# [GOAL OF THE EXERCISE]
Locate every line in the records below that holds the word "Applicant" and return each one.

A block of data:
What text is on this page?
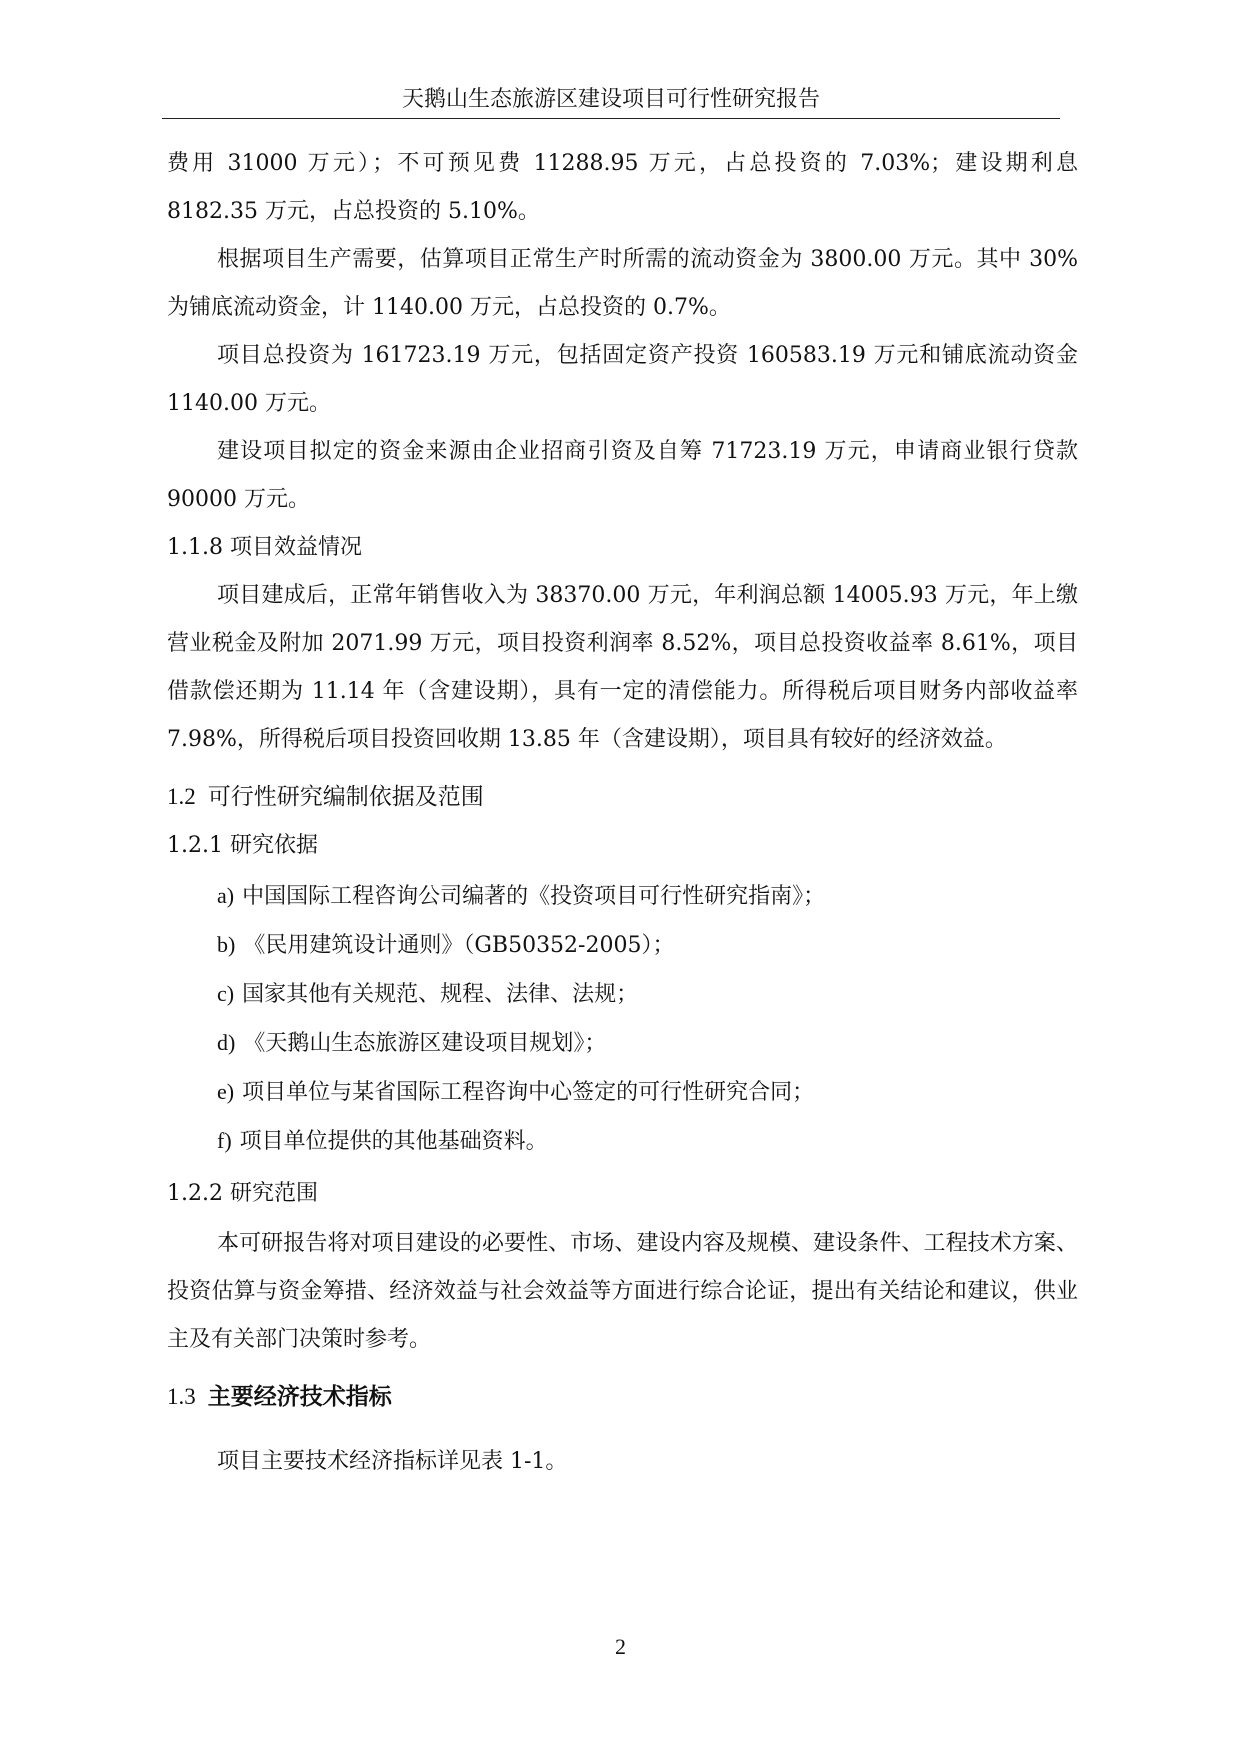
天鹅山生态旅游区建设项目可行性研究报告

费用 31000 万元）；不可预见费 11288.95 万元，占总投资的 7.03%；建设期利息 8182.35 万元，占总投资的 5.10%。

根据项目生产需要，估算项目正常生产时所需的流动资金为 3800.00 万元。其中 30%为铺底流动资金，计 1140.00 万元，占总投资的 0.7%。

项目总投资为 161723.19 万元，包括固定资产投资 160583.19 万元和铺底流动资金 1140.00 万元。

建设项目拟定的资金来源由企业招商引资及自筹 71723.19 万元，申请商业银行贷款 90000 万元。

1.1.8 项目效益情况

项目建成后，正常年销售收入为 38370.00 万元，年利润总额 14005.93 万元，年上缴营业税金及附加 2071.99 万元，项目投资利润率 8.52%，项目总投资收益率 8.61%，项目借款偿还期为 11.14 年（含建设期），具有一定的清偿能力。所得税后项目财务内部收益率 7.98%，所得税后项目投资回收期 13.85 年（含建设期），项目具有较好的经济效益。

1.2 可行性研究编制依据及范围

1.2.1 研究依据

a) 中国国际工程咨询公司编著的《投资项目可行性研究指南》；

b) 《民用建筑设计通则》（GB50352-2005）；

c) 国家其他有关规范、规程、法律、法规；

d) 《天鹅山生态旅游区建设项目规划》；

e) 项目单位与某省国际工程咨询中心签定的可行性研究合同；

f) 项目单位提供的其他基础资料。

1.2.2 研究范围

本可研报告将对项目建设的必要性、市场、建设内容及规模、建设条件、工程技术方案、投资估算与资金筹措、经济效益与社会效益等方面进行综合论证，提出有关结论和建议，供业主及有关部门决策时参考。

1.3 主要经济技术指标

项目主要技术经济指标详见表 1-1。

2
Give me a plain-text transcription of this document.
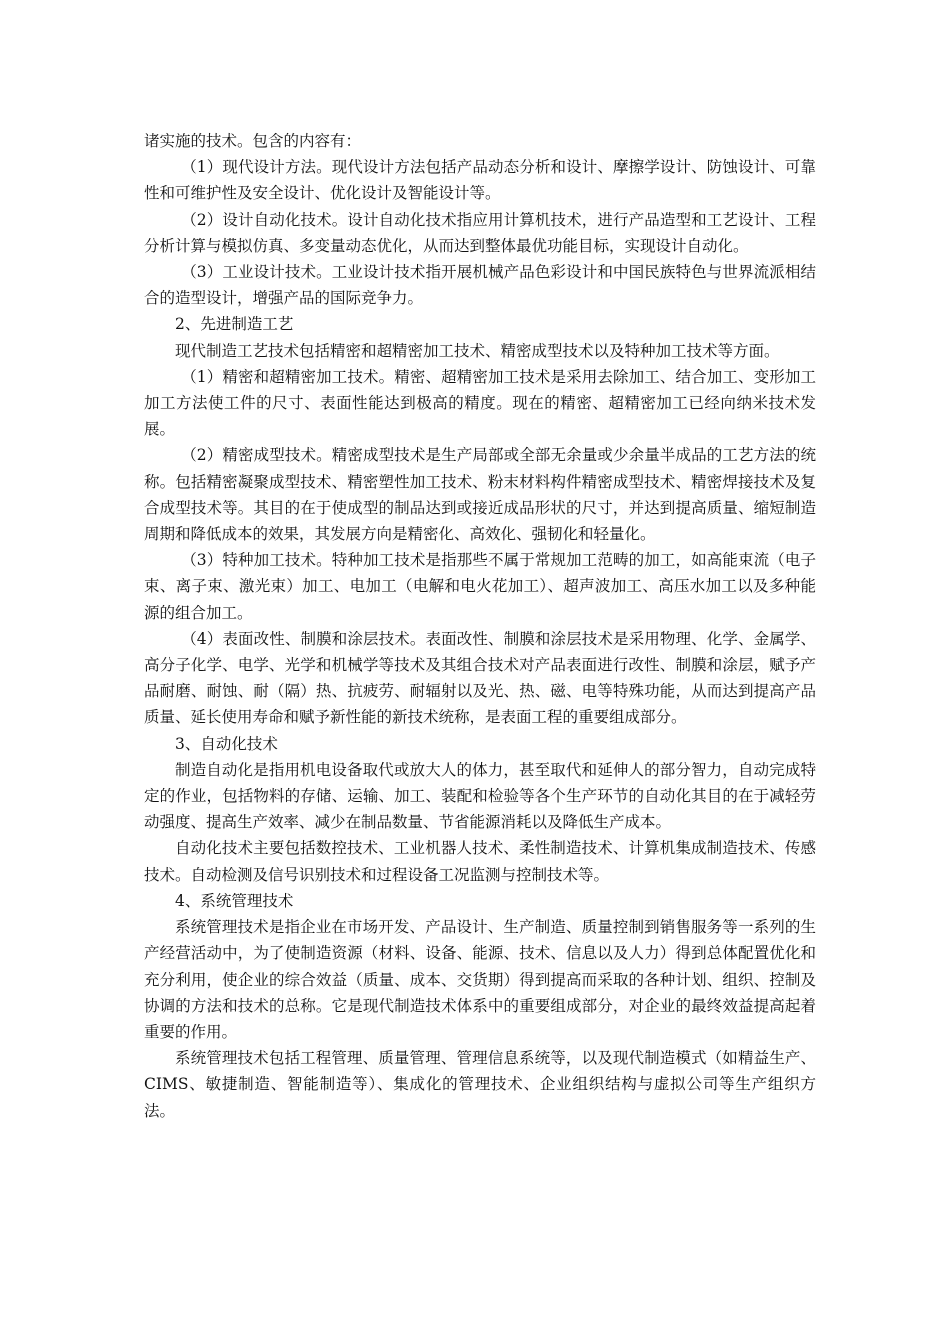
诸实施的技术。包含的内容有：

（1）现代设计方法。现代设计方法包括产品动态分析和设计、摩擦学设计、防蚀设计、可靠性和可维护性及安全设计、优化设计及智能设计等。

（2）设计自动化技术。设计自动化技术指应用计算机技术，进行产品造型和工艺设计、工程分析计算与模拟仿真、多变量动态优化，从而达到整体最优功能目标，实现设计自动化。

（3）工业设计技术。工业设计技术指开展机械产品色彩设计和中国民族特色与世界流派相结合的造型设计，增强产品的国际竞争力。

2、先进制造工艺

现代制造工艺技术包括精密和超精密加工技术、精密成型技术以及特种加工技术等方面。

（1）精密和超精密加工技术。精密、超精密加工技术是采用去除加工、结合加工、变形加工加工方法使工件的尺寸、表面性能达到极高的精度。现在的精密、超精密加工已经向纳米技术发展。

（2）精密成型技术。精密成型技术是生产局部或全部无余量或少余量半成品的工艺方法的统称。包括精密凝聚成型技术、精密塑性加工技术、粉末材料构件精密成型技术、精密焊接技术及复合成型技术等。其目的在于使成型的制品达到或接近成品形状的尺寸，并达到提高质量、缩短制造周期和降低成本的效果，其发展方向是精密化、高效化、强韧化和轻量化。

（3）特种加工技术。特种加工技术是指那些不属于常规加工范畴的加工，如高能束流（电子束、离子束、激光束）加工、电加工（电解和电火花加工）、超声波加工、高压水加工以及多种能源的组合加工。

（4）表面改性、制膜和涂层技术。表面改性、制膜和涂层技术是采用物理、化学、金属学、高分子化学、电学、光学和机械学等技术及其组合技术对产品表面进行改性、制膜和涂层，赋予产品耐磨、耐蚀、耐（隔）热、抗疲劳、耐辐射以及光、热、磁、电等特殊功能，从而达到提高产品质量、延长使用寿命和赋予新性能的新技术统称，是表面工程的重要组成部分。

3、自动化技术

制造自动化是指用机电设备取代或放大人的体力，甚至取代和延伸人的部分智力，自动完成特定的作业，包括物料的存储、运输、加工、装配和检验等各个生产环节的自动化其目的在于减轻劳动强度、提高生产效率、减少在制品数量、节省能源消耗以及降低生产成本。

自动化技术主要包括数控技术、工业机器人技术、柔性制造技术、计算机集成制造技术、传感技术。自动检测及信号识别技术和过程设备工况监测与控制技术等。

4、系统管理技术

系统管理技术是指企业在市场开发、产品设计、生产制造、质量控制到销售服务等一系列的生产经营活动中，为了使制造资源（材料、设备、能源、技术、信息以及人力）得到总体配置优化和充分利用，使企业的综合效益（质量、成本、交货期）得到提高而采取的各种计划、组织、控制及协调的方法和技术的总称。它是现代制造技术体系中的重要组成部分，对企业的最终效益提高起着重要的作用。

系统管理技术包括工程管理、质量管理、管理信息系统等，以及现代制造模式（如精益生产、CIMS、敏捷制造、智能制造等）、集成化的管理技术、企业组织结构与虚拟公司等生产组织方法。
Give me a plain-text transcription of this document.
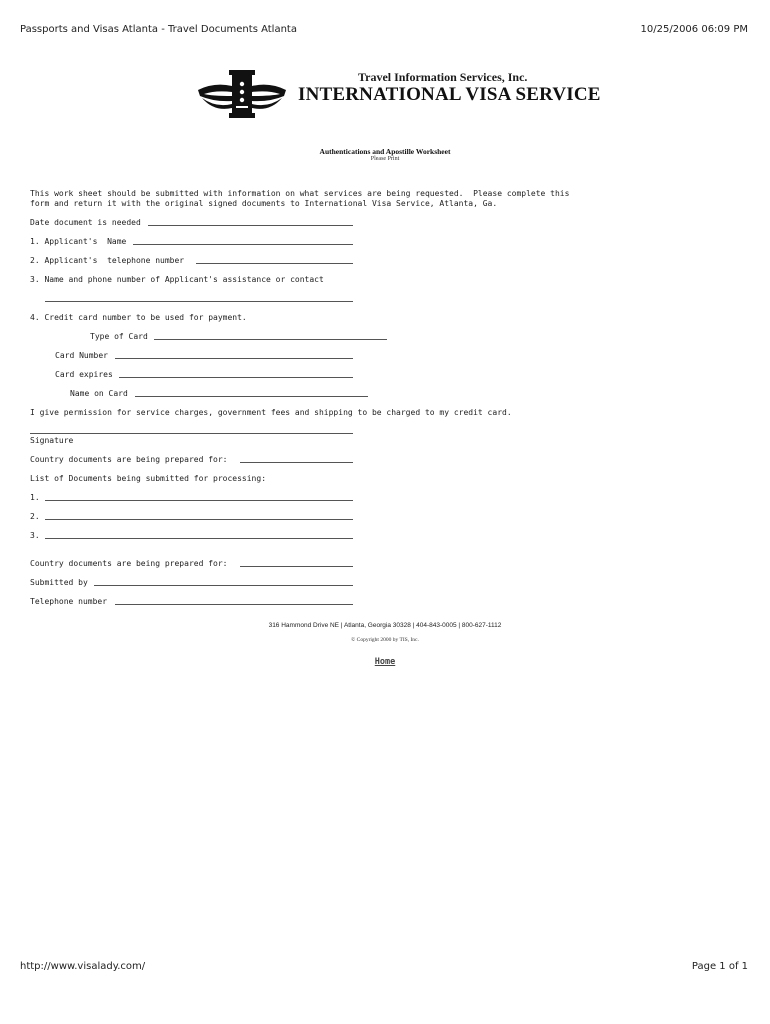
Passports and Visas Atlanta - Travel Documents Atlanta	10/25/2006 06:09 PM
Travel Information Services, Inc.
INTERNATIONAL VISA SERVICE
Authentications and Apostille Worksheet
Please Print
This work sheet should be submitted with information on what services are being requested.  Please complete this
form and return it with the original signed documents to International Visa Service, Atlanta, Ga.
Date document is needed
1. Applicant's  Name
2. Applicant's  telephone number
3. Name and phone number of Applicant's assistance or contact
4. Credit card number to be used for payment.
Type of Card
Card Number
Card expires
Name on Card
I give permission for service charges, government fees and shipping to be charged to my credit card.
Signature
Country documents are being prepared for:
List of Documents being submitted for processing:
1.
2.
3.
Country documents are being prepared for:
Submitted by
Telephone number
316 Hammond Drive NE | Atlanta, Georgia 30328 | 404-843-0005 | 800-627-1112
© Copyright 2000 by TIS, Inc.
Home
http://www.visalady.com/	Page 1 of 1
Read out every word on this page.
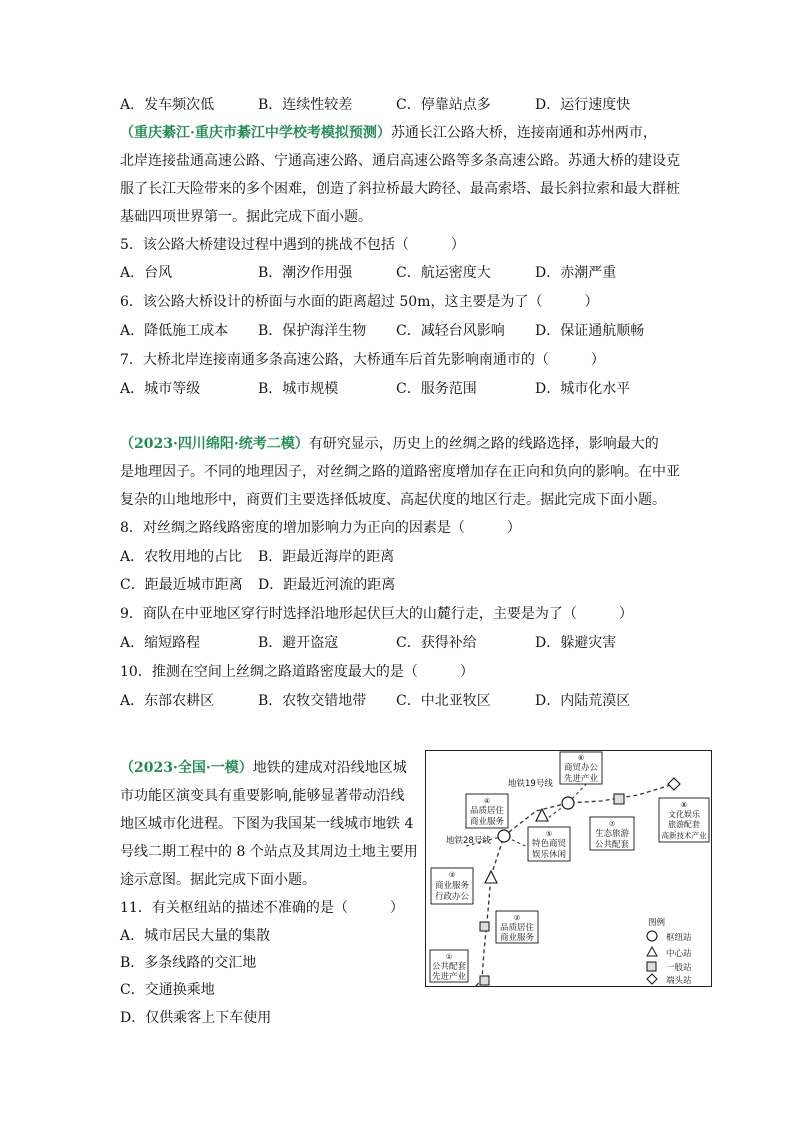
A．发车频次低	B．连续性较差	C．停靠站点多	D．运行速度快
（重庆綦江·重庆市綦江中学校考模拟预测）苏通长江公路大桥，连接南通和苏州两市，
北岸连接盐通高速公路、宁通高速公路、通启高速公路等多条高速公路。苏通大桥的建设克
服了长江天险带来的多个困难，创造了斜拉桥最大跨径、最高索塔、最长斜拉索和最大群桩
基础四项世界第一。据此完成下面小题。
5．该公路大桥建设过程中遇到的挑战不包括（　　　）
A．台风	B．潮汐作用强	C．航运密度大	D．赤潮严重
6．该公路大桥设计的桥面与水面的距离超过 50m，这主要是为了（　　　）
A．降低施工成本 B．保护海洋生物 C．减轻台风影响 D．保证通航顺畅
7．大桥北岸连接南通多条高速公路，大桥通车后首先影响南通市的（　　　）
A．城市等级	B．城市规模	C．服务范围	D．城市化水平
（2023·四川绵阳·统考二模）有研究显示，历史上的丝绸之路的线路选择，影响最大的
是地理因子。不同的地理因子，对丝绸之路的道路密度增加存在正向和负向的影响。在中亚
复杂的山地地形中，商贾们主要选择低坡度、高起伏度的地区行走。据此完成下面小题。
8．对丝绸之路线路密度的增加影响力为正向的因素是（　　　）
A．农牧用地的占比 B．距最近海岸的距离
C．距最近城市距离 D．距最近河流的距离
9．商队在中亚地区穿行时选择沿地形起伏巨大的山麓行走，主要是为了（　　　）
A．缩短路程	B．避开盗寇	C．获得补给	D．躲避灾害
10．推测在空间上丝绸之路道路密度最大的是（　　　）
A．东部农耕区	B．农牧交错地带 C．中北亚牧区	D．内陆荒漠区
（2023·全国·一模）地铁的建成对沿线地区城
市功能区演变具有重要影响,能够显著带动沿线
地区城市化进程。下图为我国某一线城市地铁 4
号线二期工程中的 8 个站点及其周边土地主要用
途示意图。据此完成下面小题。
11．有关枢纽站的描述不准确的是（　　　）
A．城市居民大量的集散
B．多条线路的交汇地
C．交通换乘地
D．仅供乘客上下车使用
地铁19号线
地铁28号线
①
公共配套
先进产业
②
品质居住
商业服务
③
商业服务
行政办公
④
品质居住
商业服务
⑤
特色商贸
娱乐休闲
⑥
商贸办公
先进产业
⑦
生态旅游
公共配套
⑧
文化娱乐
旅游配套
高新技术产业
图例
枢纽站
中心站
一般站
端头站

# [EXERCISE ANSWER]
1. Applicant's  Name
2. Applicant's  telephone number
3. Name and phone number of Applicant's assistance or contact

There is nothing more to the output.